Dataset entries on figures
-- begin --
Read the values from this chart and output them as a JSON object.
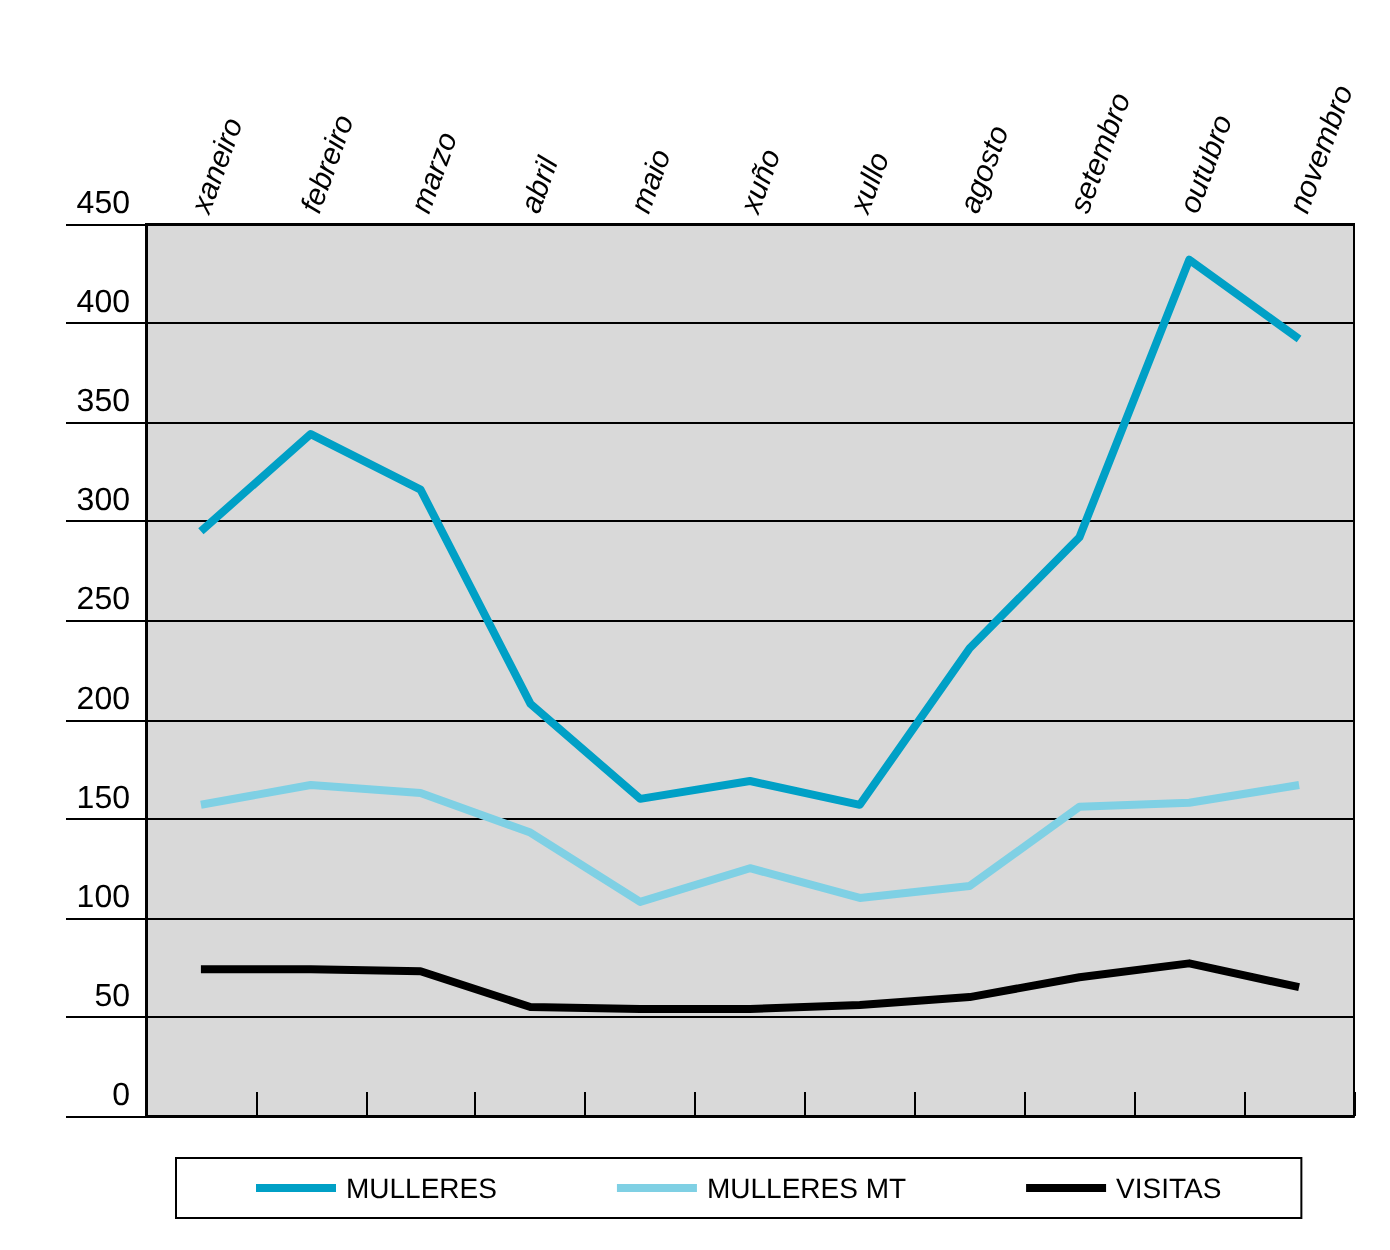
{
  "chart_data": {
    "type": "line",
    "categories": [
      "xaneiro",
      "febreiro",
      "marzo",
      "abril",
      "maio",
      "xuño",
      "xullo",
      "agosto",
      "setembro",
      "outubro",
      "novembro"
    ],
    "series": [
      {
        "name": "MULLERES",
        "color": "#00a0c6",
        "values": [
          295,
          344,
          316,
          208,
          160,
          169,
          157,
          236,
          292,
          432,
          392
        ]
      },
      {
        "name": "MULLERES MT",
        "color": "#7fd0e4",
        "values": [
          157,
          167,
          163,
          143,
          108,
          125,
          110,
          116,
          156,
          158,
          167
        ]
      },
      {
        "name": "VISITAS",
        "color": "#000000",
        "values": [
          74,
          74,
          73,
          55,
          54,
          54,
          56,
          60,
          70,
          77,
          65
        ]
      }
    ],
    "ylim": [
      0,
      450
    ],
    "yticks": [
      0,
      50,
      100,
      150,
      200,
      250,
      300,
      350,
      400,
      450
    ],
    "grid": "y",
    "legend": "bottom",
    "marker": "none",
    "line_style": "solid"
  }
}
-- end --
Task: Copy every line of the listing that contains the word "name".

Output for this task:
        "name": "MULLERES",
        "name": "MULLERES MT",
        "name": "VISITAS",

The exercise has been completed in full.